----- SOURCE DATA

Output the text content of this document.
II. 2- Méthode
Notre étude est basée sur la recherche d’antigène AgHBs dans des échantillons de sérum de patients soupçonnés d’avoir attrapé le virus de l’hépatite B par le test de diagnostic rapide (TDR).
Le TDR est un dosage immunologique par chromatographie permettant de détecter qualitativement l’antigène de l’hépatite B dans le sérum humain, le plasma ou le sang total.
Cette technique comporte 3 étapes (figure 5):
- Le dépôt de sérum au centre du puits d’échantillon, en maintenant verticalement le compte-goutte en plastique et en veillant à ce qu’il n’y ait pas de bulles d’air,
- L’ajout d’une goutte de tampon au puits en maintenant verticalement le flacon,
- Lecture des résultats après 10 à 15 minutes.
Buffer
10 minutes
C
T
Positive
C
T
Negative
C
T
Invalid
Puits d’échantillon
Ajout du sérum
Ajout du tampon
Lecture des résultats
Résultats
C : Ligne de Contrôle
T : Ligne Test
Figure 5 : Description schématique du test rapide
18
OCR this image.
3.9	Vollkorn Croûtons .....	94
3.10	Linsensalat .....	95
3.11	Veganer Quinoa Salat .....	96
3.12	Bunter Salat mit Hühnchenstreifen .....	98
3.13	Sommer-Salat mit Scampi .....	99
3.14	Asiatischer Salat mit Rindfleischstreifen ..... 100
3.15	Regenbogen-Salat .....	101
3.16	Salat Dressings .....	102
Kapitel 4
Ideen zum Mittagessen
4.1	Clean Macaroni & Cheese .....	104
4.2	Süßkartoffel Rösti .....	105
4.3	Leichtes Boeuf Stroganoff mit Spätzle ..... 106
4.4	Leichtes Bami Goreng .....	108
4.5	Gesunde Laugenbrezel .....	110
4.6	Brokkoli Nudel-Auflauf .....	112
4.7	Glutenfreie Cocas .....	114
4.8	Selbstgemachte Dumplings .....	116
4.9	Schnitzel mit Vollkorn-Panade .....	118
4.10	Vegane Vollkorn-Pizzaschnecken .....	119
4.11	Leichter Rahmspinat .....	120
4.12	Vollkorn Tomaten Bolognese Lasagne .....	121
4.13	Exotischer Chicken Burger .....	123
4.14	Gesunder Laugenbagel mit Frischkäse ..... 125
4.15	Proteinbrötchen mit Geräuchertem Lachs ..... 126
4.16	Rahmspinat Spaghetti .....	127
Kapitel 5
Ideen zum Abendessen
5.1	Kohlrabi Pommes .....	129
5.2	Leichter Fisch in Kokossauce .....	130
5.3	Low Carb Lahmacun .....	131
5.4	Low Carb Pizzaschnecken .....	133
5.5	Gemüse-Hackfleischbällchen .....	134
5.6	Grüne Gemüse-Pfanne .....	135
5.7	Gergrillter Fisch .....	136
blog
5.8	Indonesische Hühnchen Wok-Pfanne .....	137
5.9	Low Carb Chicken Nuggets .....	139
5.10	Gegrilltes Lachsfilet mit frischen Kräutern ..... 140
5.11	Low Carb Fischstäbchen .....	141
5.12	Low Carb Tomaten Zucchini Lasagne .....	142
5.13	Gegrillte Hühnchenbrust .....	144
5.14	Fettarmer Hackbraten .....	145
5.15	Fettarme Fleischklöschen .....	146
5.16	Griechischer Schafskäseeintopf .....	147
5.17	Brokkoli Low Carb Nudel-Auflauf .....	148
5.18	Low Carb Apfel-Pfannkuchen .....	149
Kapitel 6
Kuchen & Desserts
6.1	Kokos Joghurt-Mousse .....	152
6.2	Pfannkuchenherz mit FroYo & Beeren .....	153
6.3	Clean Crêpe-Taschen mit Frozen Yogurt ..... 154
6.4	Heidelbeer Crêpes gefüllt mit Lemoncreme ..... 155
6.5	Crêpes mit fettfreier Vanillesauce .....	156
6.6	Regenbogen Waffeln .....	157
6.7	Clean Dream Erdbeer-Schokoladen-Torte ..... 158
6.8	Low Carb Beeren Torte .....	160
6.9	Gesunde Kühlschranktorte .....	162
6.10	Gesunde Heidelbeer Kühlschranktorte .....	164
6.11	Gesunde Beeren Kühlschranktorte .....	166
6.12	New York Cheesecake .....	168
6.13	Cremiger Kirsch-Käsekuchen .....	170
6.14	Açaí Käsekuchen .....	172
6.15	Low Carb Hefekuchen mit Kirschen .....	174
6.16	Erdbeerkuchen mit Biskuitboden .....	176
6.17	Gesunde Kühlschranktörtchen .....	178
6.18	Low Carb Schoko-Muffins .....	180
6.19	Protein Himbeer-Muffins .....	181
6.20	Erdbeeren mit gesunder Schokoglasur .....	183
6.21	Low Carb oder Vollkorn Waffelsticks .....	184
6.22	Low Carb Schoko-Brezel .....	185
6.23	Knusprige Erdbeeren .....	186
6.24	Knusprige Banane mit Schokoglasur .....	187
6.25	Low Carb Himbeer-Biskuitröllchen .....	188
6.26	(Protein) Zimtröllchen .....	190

----------

EXERCISE AIM – Please return every line of the data, unaltered.

EXPECTED ANSWER –
Output the text content of this document.
II. 2- Méthode
Notre étude est basée sur la recherche d’antigène AgHBs dans des échantillons de sérum de patients soupçonnés d’avoir attrapé le virus de l’hépatite B par le test de diagnostic rapide (TDR).
Le TDR est un dosage immunologique par chromatographie permettant de détecter qualitativement l’antigène de l’hépatite B dans le sérum humain, le plasma ou le sang total.
Cette technique comporte 3 étapes (figure 5):
- Le dépôt de sérum au centre du puits d’échantillon, en maintenant verticalement le compte-goutte en plastique et en veillant à ce qu’il n’y ait pas de bulles d’air,
- L’ajout d’une goutte de tampon au puits en maintenant verticalement le flacon,
- Lecture des résultats après 10 à 15 minutes.
Buffer
10 minutes
C
T
Positive
C
T
Negative
C
T
Invalid
Puits d’échantillon
Ajout du sérum
Ajout du tampon
Lecture des résultats
Résultats
C : Ligne de Contrôle
T : Ligne Test
Figure 5 : Description schématique du test rapide
18
OCR this image.
3.9	Vollkorn Croûtons .....	94
3.10	Linsensalat .....	95
3.11	Veganer Quinoa Salat .....	96
3.12	Bunter Salat mit Hühnchenstreifen .....	98
3.13	Sommer-Salat mit Scampi .....	99
3.14	Asiatischer Salat mit Rindfleischstreifen ..... 100
3.15	Regenbogen-Salat .....	101
3.16	Salat Dressings .....	102
Kapitel 4
Ideen zum Mittagessen
4.1	Clean Macaroni & Cheese .....	104
4.2	Süßkartoffel Rösti .....	105
4.3	Leichtes Boeuf Stroganoff mit Spätzle ..... 106
4.4	Leichtes Bami Goreng .....	108
4.5	Gesunde Laugenbrezel .....	110
4.6	Brokkoli Nudel-Auflauf .....	112
4.7	Glutenfreie Cocas .....	114
4.8	Selbstgemachte Dumplings .....	116
4.9	Schnitzel mit Vollkorn-Panade .....	118
4.10	Vegane Vollkorn-Pizzaschnecken .....	119
4.11	Leichter Rahmspinat .....	120
4.12	Vollkorn Tomaten Bolognese Lasagne .....	121
4.13	Exotischer Chicken Burger .....	123
4.14	Gesunder Laugenbagel mit Frischkäse ..... 125
4.15	Proteinbrötchen mit Geräuchertem Lachs ..... 126
4.16	Rahmspinat Spaghetti .....	127
Kapitel 5
Ideen zum Abendessen
5.1	Kohlrabi Pommes .....	129
5.2	Leichter Fisch in Kokossauce .....	130
5.3	Low Carb Lahmacun .....	131
5.4	Low Carb Pizzaschnecken .....	133
5.5	Gemüse-Hackfleischbällchen .....	134
5.6	Grüne Gemüse-Pfanne .....	135
5.7	Gergrillter Fisch .....	136
blog
5.8	Indonesische Hühnchen Wok-Pfanne .....	137
5.9	Low Carb Chicken Nuggets .....	139
5.10	Gegrilltes Lachsfilet mit frischen Kräutern ..... 140
5.11	Low Carb Fischstäbchen .....	141
5.12	Low Carb Tomaten Zucchini Lasagne .....	142
5.13	Gegrillte Hühnchenbrust .....	144
5.14	Fettarmer Hackbraten .....	145
5.15	Fettarme Fleischklöschen .....	146
5.16	Griechischer Schafskäseeintopf .....	147
5.17	Brokkoli Low Carb Nudel-Auflauf .....	148
5.18	Low Carb Apfel-Pfannkuchen .....	149
Kapitel 6
Kuchen & Desserts
6.1	Kokos Joghurt-Mousse .....	152
6.2	Pfannkuchenherz mit FroYo & Beeren .....	153
6.3	Clean Crêpe-Taschen mit Frozen Yogurt ..... 154
6.4	Heidelbeer Crêpes gefüllt mit Lemoncreme ..... 155
6.5	Crêpes mit fettfreier Vanillesauce .....	156
6.6	Regenbogen Waffeln .....	157
6.7	Clean Dream Erdbeer-Schokoladen-Torte ..... 158
6.8	Low Carb Beeren Torte .....	160
6.9	Gesunde Kühlschranktorte .....	162
6.10	Gesunde Heidelbeer Kühlschranktorte .....	164
6.11	Gesunde Beeren Kühlschranktorte .....	166
6.12	New York Cheesecake .....	168
6.13	Cremiger Kirsch-Käsekuchen .....	170
6.14	Açaí Käsekuchen .....	172
6.15	Low Carb Hefekuchen mit Kirschen .....	174
6.16	Erdbeerkuchen mit Biskuitboden .....	176
6.17	Gesunde Kühlschranktörtchen .....	178
6.18	Low Carb Schoko-Muffins .....	180
6.19	Protein Himbeer-Muffins .....	181
6.20	Erdbeeren mit gesunder Schokoglasur .....	183
6.21	Low Carb oder Vollkorn Waffelsticks .....	184
6.22	Low Carb Schoko-Brezel .....	185
6.23	Knusprige Erdbeeren .....	186
6.24	Knusprige Banane mit Schokoglasur .....	187
6.25	Low Carb Himbeer-Biskuitröllchen .....	188
6.26	(Protein) Zimtröllchen .....	190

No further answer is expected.